» What you need to do:
Copy each line that contains the word "своей".

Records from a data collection
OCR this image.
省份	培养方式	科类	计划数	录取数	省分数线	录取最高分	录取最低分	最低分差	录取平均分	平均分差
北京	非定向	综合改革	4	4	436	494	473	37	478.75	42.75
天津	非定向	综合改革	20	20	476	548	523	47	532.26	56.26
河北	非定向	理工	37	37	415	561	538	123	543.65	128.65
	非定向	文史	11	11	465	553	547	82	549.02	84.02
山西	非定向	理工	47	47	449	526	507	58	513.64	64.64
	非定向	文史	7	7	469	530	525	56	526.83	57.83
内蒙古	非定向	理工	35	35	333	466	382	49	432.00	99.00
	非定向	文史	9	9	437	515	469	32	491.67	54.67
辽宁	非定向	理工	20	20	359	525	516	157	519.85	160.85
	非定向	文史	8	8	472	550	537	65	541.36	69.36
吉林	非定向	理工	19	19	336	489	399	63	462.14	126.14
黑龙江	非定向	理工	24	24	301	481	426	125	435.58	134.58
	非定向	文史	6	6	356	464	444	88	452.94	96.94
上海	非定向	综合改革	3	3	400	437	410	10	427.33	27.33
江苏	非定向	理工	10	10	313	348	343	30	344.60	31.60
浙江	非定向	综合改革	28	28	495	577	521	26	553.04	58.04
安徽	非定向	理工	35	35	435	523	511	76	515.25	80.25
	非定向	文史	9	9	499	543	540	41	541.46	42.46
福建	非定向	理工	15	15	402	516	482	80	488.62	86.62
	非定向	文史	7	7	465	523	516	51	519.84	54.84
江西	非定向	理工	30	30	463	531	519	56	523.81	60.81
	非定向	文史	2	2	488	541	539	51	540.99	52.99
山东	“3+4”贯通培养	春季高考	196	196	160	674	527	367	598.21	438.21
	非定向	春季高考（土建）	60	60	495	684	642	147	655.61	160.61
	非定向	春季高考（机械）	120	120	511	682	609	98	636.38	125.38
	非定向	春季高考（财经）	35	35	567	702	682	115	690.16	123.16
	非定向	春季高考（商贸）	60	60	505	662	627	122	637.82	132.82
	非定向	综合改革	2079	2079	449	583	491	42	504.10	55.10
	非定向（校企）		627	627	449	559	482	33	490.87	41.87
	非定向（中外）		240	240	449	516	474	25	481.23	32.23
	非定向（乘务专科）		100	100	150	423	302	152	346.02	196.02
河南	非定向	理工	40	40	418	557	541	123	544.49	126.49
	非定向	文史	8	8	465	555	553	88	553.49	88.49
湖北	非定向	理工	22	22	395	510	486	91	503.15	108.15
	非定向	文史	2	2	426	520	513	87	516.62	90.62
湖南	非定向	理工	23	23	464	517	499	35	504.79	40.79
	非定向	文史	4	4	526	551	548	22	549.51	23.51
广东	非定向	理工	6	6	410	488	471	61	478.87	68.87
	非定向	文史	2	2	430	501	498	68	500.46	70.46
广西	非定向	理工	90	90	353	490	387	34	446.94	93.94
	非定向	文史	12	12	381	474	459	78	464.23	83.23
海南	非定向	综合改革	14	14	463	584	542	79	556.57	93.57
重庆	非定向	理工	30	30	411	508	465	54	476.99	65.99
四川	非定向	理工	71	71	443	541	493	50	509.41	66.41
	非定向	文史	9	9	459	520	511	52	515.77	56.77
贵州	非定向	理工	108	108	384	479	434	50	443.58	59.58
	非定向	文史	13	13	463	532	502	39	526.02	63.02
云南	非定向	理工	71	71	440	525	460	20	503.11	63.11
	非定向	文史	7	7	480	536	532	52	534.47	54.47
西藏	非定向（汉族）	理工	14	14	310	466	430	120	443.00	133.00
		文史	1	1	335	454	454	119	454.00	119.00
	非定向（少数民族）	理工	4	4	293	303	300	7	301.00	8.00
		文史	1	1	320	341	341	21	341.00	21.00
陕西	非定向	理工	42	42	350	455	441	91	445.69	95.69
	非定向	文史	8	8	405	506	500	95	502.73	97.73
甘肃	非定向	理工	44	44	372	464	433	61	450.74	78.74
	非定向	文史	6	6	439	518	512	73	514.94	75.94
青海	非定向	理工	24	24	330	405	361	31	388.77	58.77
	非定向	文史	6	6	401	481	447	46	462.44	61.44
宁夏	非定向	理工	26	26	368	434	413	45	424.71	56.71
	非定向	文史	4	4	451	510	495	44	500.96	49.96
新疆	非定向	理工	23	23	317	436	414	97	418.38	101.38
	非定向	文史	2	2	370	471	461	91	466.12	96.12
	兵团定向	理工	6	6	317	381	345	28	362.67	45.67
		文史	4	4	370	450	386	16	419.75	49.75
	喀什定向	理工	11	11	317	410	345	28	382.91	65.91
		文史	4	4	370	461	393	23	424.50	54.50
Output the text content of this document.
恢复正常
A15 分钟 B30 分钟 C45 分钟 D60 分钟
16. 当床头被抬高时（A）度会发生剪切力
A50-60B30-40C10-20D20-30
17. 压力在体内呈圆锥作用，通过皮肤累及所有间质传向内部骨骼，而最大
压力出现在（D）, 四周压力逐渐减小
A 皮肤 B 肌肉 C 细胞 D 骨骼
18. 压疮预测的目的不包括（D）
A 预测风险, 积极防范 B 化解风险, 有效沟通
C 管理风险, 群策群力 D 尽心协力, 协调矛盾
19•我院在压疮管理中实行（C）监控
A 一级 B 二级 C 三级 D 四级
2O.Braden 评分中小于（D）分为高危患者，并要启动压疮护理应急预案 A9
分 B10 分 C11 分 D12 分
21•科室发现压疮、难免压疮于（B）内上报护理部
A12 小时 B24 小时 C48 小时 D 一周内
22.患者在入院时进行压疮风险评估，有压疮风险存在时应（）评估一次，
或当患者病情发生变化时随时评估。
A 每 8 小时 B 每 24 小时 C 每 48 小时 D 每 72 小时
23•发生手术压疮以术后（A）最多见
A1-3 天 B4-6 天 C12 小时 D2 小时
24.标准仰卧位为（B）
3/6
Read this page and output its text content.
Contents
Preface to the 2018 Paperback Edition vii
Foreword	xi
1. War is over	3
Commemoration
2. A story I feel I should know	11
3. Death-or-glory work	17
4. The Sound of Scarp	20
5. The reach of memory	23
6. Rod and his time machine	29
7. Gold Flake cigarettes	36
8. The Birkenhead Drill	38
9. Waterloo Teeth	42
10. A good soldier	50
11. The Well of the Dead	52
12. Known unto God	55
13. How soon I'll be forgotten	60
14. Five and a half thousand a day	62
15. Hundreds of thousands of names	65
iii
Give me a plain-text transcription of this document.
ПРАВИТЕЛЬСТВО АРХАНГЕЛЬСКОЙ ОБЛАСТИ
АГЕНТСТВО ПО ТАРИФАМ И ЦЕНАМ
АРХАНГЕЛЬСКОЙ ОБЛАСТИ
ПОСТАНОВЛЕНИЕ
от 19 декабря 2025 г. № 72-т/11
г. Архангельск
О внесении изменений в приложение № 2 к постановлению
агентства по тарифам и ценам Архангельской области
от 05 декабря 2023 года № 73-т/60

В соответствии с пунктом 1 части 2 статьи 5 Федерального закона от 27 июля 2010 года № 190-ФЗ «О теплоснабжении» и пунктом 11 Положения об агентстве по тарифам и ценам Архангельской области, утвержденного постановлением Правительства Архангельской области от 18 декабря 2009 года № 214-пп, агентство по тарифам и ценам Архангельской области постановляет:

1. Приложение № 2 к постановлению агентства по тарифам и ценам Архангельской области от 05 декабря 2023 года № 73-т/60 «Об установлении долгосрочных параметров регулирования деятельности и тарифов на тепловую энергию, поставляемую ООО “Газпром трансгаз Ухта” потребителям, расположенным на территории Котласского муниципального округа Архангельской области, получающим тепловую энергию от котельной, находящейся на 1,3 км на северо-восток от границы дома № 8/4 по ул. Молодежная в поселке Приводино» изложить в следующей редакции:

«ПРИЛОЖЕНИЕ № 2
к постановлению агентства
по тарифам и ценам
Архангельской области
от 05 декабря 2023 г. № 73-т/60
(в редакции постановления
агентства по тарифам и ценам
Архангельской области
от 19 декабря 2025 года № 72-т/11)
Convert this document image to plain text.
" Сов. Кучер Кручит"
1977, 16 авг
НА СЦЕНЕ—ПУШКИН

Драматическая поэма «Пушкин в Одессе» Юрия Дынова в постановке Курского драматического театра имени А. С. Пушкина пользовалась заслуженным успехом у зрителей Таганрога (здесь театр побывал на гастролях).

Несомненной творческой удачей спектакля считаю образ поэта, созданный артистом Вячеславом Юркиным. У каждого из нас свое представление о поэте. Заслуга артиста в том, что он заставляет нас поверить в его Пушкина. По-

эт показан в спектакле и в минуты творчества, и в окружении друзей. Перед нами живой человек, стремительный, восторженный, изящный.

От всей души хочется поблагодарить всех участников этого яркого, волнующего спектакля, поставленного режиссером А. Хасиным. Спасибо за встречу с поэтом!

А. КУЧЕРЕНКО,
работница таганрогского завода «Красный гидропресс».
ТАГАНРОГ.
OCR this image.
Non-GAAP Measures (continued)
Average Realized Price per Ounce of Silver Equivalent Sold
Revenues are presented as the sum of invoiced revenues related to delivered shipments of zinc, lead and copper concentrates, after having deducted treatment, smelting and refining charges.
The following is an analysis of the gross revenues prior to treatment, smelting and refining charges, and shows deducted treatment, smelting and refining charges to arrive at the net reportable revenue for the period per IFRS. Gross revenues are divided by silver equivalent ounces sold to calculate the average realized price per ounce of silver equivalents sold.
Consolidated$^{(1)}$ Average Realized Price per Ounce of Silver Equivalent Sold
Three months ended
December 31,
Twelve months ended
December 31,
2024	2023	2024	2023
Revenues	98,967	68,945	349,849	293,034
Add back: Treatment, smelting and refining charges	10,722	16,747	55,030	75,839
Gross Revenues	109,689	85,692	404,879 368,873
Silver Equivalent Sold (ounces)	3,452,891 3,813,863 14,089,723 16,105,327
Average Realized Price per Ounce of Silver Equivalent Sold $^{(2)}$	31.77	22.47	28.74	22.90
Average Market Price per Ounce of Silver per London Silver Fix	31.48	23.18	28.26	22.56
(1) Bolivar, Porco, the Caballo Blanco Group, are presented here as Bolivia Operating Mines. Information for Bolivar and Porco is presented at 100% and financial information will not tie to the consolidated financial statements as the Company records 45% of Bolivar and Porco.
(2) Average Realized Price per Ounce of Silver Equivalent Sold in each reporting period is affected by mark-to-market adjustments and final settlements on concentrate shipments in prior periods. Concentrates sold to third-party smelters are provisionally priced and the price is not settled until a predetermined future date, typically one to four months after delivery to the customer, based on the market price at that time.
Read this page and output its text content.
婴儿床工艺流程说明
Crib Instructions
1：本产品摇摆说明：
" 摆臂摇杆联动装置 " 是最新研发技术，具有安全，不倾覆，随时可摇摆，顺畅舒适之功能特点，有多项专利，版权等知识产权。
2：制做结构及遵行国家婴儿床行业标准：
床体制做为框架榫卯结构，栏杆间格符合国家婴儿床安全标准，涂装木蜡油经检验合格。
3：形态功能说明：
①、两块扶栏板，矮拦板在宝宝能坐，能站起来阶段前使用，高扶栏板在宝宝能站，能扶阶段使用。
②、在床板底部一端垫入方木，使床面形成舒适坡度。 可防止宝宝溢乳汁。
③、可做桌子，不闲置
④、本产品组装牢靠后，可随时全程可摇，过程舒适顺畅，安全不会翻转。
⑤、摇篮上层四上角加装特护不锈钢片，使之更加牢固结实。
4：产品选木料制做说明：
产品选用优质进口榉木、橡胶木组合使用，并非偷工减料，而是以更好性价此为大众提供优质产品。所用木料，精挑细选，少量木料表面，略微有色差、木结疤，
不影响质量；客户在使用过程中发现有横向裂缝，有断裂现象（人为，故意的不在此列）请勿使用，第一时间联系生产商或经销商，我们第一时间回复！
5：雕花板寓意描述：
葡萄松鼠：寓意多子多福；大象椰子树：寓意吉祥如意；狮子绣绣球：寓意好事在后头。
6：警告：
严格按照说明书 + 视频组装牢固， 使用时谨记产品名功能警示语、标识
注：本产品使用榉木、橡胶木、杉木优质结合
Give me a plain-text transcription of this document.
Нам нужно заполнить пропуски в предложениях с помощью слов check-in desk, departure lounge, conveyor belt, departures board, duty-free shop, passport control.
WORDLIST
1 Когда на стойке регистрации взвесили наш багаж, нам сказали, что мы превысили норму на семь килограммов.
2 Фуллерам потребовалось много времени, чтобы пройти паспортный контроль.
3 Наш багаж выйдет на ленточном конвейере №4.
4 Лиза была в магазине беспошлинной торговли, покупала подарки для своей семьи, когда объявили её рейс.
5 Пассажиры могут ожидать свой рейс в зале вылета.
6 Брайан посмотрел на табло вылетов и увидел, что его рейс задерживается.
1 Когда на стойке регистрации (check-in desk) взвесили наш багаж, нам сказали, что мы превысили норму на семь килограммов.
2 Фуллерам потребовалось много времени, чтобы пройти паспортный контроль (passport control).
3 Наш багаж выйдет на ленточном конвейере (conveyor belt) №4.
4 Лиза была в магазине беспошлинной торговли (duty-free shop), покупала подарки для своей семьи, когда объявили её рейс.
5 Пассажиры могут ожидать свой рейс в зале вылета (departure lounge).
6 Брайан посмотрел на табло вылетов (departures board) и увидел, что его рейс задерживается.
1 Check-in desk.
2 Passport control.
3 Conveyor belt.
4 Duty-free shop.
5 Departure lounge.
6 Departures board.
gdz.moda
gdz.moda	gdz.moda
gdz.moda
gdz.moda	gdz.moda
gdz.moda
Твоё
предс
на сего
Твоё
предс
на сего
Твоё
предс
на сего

» Correct answer:
4 Лиза была в магазине беспошлинной торговли, покупала подарки для своей семьи, когда объявили её рейс.
4 Лиза была в магазине беспошлинной торговли (duty-free shop), покупала подарки для своей семьи, когда объявили её рейс.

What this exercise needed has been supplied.